• [TASK DESCRIPTION] Find the string "median" in the listing and report every line that has it.

━━ WORKING DATA

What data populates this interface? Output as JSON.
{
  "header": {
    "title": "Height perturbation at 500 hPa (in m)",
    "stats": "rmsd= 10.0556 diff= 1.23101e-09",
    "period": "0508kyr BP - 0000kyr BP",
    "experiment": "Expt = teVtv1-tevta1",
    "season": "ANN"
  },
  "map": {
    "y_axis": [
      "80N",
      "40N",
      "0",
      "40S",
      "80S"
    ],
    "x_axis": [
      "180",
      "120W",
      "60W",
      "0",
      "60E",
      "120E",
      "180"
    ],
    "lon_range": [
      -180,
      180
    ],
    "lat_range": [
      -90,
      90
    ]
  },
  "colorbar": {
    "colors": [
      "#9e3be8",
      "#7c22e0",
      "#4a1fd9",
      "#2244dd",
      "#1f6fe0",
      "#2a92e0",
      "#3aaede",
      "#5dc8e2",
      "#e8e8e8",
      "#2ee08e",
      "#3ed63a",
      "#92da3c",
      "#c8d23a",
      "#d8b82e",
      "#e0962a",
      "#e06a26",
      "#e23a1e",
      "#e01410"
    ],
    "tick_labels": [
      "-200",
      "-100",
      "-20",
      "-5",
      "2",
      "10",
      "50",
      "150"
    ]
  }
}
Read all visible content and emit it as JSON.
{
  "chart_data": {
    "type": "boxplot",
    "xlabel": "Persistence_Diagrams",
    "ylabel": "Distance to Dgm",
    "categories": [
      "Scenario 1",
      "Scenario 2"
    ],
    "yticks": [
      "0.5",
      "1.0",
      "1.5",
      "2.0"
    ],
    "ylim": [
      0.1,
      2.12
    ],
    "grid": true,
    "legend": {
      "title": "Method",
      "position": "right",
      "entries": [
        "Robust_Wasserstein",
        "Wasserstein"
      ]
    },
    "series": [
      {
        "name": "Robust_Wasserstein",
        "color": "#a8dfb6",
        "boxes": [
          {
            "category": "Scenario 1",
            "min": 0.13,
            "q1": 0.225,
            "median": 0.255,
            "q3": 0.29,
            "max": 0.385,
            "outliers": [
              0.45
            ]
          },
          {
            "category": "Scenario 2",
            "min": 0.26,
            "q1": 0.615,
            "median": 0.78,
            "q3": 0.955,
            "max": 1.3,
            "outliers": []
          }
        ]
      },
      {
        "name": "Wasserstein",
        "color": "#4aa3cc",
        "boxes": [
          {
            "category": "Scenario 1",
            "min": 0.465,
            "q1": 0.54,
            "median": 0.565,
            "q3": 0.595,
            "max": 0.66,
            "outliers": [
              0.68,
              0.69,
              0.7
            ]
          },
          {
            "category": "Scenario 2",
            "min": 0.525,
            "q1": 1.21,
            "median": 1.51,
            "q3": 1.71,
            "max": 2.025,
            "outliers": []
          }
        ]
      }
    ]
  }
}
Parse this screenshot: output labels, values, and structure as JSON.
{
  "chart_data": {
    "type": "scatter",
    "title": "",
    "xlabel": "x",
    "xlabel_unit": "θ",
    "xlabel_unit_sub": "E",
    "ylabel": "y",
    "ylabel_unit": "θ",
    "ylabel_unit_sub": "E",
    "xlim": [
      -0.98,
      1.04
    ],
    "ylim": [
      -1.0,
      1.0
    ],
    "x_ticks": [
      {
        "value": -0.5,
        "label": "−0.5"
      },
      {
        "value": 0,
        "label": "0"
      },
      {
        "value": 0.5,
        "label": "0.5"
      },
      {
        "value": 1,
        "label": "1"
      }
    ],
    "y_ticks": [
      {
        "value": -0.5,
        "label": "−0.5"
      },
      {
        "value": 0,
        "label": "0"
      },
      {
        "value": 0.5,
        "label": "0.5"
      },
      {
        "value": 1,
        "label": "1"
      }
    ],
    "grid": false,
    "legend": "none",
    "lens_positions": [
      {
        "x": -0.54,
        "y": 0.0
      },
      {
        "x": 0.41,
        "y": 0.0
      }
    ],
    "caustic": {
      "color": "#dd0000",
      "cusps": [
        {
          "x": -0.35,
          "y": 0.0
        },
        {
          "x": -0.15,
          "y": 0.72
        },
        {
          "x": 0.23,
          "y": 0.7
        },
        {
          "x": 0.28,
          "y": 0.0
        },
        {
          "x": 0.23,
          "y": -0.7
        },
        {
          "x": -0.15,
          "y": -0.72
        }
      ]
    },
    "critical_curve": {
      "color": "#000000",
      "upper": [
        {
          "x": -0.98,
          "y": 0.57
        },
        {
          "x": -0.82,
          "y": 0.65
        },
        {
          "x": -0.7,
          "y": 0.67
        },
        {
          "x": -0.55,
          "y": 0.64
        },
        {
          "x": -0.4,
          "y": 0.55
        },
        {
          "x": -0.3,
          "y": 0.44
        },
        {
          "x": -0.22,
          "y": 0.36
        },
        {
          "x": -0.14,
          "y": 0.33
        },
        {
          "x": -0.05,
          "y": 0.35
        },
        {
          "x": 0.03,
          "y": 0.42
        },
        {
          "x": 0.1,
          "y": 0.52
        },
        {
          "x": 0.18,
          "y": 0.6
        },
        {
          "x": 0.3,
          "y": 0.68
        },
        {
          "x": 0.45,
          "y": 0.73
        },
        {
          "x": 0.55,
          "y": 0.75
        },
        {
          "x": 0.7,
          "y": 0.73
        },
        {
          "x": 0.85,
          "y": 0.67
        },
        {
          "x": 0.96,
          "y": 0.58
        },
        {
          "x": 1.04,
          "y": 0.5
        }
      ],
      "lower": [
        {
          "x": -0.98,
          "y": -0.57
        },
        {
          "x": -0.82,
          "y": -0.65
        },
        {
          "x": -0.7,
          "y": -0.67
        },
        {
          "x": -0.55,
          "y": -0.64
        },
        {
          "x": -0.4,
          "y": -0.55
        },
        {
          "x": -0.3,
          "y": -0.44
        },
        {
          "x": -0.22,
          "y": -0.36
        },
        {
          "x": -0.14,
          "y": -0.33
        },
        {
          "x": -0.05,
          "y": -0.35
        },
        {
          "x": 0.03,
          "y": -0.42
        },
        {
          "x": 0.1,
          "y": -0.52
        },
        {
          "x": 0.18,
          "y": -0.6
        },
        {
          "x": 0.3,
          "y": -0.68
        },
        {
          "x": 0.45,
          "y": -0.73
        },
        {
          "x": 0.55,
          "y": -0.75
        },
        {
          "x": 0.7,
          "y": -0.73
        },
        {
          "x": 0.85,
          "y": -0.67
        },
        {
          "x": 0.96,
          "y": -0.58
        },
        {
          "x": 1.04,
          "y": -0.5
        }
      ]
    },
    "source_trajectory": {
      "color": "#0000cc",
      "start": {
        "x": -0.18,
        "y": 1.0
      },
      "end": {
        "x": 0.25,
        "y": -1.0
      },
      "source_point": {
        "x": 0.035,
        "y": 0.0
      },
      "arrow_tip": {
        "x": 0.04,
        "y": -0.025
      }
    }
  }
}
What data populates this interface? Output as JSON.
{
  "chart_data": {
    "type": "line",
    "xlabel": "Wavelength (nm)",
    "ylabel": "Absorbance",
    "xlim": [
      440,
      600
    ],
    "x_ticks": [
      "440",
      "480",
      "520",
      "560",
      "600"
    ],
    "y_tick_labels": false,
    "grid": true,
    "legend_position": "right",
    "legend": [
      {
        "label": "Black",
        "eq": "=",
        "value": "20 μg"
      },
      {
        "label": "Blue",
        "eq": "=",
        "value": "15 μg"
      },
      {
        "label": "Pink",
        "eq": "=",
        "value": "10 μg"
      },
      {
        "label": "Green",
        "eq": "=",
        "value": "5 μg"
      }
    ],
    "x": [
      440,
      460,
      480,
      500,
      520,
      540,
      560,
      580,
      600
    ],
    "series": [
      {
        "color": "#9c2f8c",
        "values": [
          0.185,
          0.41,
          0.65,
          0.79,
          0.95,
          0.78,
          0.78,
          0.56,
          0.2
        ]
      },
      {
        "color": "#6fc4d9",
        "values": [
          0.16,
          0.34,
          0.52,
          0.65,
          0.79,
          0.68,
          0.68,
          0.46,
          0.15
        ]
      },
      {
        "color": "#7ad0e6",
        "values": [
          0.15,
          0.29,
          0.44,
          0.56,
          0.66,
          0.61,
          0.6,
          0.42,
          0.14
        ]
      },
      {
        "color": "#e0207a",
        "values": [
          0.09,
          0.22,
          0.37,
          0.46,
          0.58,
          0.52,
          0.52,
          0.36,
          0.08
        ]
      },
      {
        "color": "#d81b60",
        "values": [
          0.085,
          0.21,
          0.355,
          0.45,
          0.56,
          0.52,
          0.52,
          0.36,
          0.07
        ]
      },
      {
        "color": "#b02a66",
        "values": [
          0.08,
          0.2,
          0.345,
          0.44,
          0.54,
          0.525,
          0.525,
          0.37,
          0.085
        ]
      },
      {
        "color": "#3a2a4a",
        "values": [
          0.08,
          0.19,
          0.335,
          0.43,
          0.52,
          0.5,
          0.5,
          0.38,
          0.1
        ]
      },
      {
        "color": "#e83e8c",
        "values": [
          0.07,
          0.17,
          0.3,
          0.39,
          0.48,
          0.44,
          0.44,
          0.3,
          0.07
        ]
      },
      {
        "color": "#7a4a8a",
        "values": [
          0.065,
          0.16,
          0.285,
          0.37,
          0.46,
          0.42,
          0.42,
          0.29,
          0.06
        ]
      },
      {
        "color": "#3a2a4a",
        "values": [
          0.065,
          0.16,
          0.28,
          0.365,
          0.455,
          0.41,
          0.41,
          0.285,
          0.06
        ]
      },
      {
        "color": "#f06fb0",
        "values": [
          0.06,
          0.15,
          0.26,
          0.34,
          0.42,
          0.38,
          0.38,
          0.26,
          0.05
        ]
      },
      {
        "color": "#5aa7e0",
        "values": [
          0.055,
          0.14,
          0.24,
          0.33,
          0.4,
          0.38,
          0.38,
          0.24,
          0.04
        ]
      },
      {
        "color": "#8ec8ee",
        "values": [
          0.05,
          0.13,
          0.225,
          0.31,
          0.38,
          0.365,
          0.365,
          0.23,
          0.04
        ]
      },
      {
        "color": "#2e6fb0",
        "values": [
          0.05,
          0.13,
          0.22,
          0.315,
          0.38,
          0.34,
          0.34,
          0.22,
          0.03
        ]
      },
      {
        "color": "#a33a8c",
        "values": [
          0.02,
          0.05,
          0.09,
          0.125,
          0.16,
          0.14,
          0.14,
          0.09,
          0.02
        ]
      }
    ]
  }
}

━━━━

• [RESPONSE TO THIS EXERCISE]
            "median": 0.255,
            "median": 0.78,
            "median": 0.565,
            "median": 1.51,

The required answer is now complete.